[Start of Rows]

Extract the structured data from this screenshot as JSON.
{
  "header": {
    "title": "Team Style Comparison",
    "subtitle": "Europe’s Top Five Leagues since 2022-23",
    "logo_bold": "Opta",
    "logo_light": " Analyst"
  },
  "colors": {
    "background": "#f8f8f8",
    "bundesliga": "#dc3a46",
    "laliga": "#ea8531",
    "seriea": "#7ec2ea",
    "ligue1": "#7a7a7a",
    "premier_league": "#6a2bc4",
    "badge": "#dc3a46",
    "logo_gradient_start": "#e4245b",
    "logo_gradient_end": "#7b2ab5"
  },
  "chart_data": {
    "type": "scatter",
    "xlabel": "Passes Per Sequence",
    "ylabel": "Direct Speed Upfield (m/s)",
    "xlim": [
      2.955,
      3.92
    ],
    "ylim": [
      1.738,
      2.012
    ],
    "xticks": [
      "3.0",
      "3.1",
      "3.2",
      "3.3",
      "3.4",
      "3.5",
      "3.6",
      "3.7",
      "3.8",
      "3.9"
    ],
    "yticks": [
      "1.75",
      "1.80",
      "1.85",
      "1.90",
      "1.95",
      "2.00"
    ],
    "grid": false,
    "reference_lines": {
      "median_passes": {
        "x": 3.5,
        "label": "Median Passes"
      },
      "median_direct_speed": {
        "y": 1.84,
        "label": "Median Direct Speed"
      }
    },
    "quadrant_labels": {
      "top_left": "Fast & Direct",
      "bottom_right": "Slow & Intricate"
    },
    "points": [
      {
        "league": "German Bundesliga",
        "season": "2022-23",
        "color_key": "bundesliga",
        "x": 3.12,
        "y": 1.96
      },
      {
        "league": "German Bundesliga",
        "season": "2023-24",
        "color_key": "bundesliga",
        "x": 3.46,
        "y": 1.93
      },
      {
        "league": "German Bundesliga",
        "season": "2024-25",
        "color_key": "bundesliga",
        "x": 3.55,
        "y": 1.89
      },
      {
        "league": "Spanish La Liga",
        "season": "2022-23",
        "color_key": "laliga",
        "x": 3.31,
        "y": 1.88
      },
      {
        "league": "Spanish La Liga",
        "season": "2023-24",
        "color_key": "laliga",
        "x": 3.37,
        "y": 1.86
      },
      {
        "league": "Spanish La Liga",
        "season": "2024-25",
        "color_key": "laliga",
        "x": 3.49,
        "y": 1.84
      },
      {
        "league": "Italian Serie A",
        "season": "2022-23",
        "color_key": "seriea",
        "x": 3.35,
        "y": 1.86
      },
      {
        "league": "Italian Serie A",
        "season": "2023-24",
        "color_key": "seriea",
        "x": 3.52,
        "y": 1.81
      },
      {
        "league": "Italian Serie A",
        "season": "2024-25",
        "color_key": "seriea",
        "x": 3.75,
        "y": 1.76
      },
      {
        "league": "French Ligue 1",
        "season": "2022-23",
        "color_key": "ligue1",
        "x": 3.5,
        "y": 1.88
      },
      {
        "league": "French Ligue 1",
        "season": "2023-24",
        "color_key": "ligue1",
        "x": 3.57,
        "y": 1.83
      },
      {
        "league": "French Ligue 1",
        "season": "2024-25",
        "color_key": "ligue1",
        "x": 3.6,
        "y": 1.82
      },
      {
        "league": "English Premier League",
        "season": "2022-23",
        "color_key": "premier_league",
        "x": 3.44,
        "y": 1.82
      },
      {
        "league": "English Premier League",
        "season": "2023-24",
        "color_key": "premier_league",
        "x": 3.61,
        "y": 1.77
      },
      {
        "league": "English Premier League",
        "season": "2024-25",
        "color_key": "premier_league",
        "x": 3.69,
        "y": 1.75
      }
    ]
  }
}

[End of Rows]

→ **Work to complete**
Pull out each record as written and restate it exactly.

→ **Answer for this exercise**
Extract the structured data from this screenshot as JSON.
{
  "header": {
    "title": "Team Style Comparison",
    "subtitle": "Europe’s Top Five Leagues since 2022-23",
    "logo_bold": "Opta",
    "logo_light": " Analyst"
  },
  "colors": {
    "background": "#f8f8f8",
    "bundesliga": "#dc3a46",
    "laliga": "#ea8531",
    "seriea": "#7ec2ea",
    "ligue1": "#7a7a7a",
    "premier_league": "#6a2bc4",
    "badge": "#dc3a46",
    "logo_gradient_start": "#e4245b",
    "logo_gradient_end": "#7b2ab5"
  },
  "chart_data": {
    "type": "scatter",
    "xlabel": "Passes Per Sequence",
    "ylabel": "Direct Speed Upfield (m/s)",
    "xlim": [
      2.955,
      3.92
    ],
    "ylim": [
      1.738,
      2.012
    ],
    "xticks": [
      "3.0",
      "3.1",
      "3.2",
      "3.3",
      "3.4",
      "3.5",
      "3.6",
      "3.7",
      "3.8",
      "3.9"
    ],
    "yticks": [
      "1.75",
      "1.80",
      "1.85",
      "1.90",
      "1.95",
      "2.00"
    ],
    "grid": false,
    "reference_lines": {
      "median_passes": {
        "x": 3.5,
        "label": "Median Passes"
      },
      "median_direct_speed": {
        "y": 1.84,
        "label": "Median Direct Speed"
      }
    },
    "quadrant_labels": {
      "top_left": "Fast & Direct",
      "bottom_right": "Slow & Intricate"
    },
    "points": [
      {
        "league": "German Bundesliga",
        "season": "2022-23",
        "color_key": "bundesliga",
        "x": 3.12,
        "y": 1.96
      },
      {
        "league": "German Bundesliga",
        "season": "2023-24",
        "color_key": "bundesliga",
        "x": 3.46,
        "y": 1.93
      },
      {
        "league": "German Bundesliga",
        "season": "2024-25",
        "color_key": "bundesliga",
        "x": 3.55,
        "y": 1.89
      },
      {
        "league": "Spanish La Liga",
        "season": "2022-23",
        "color_key": "laliga",
        "x": 3.31,
        "y": 1.88
      },
      {
        "league": "Spanish La Liga",
        "season": "2023-24",
        "color_key": "laliga",
        "x": 3.37,
        "y": 1.86
      },
      {
        "league": "Spanish La Liga",
        "season": "2024-25",
        "color_key": "laliga",
        "x": 3.49,
        "y": 1.84
      },
      {
        "league": "Italian Serie A",
        "season": "2022-23",
        "color_key": "seriea",
        "x": 3.35,
        "y": 1.86
      },
      {
        "league": "Italian Serie A",
        "season": "2023-24",
        "color_key": "seriea",
        "x": 3.52,
        "y": 1.81
      },
      {
        "league": "Italian Serie A",
        "season": "2024-25",
        "color_key": "seriea",
        "x": 3.75,
        "y": 1.76
      },
      {
        "league": "French Ligue 1",
        "season": "2022-23",
        "color_key": "ligue1",
        "x": 3.5,
        "y": 1.88
      },
      {
        "league": "French Ligue 1",
        "season": "2023-24",
        "color_key": "ligue1",
        "x": 3.57,
        "y": 1.83
      },
      {
        "league": "French Ligue 1",
        "season": "2024-25",
        "color_key": "ligue1",
        "x": 3.6,
        "y": 1.82
      },
      {
        "league": "English Premier League",
        "season": "2022-23",
        "color_key": "premier_league",
        "x": 3.44,
        "y": 1.82
      },
      {
        "league": "English Premier League",
        "season": "2023-24",
        "color_key": "premier_league",
        "x": 3.61,
        "y": 1.77
      },
      {
        "league": "English Premier League",
        "season": "2024-25",
        "color_key": "premier_league",
        "x": 3.69,
        "y": 1.75
      }
    ]
  }
}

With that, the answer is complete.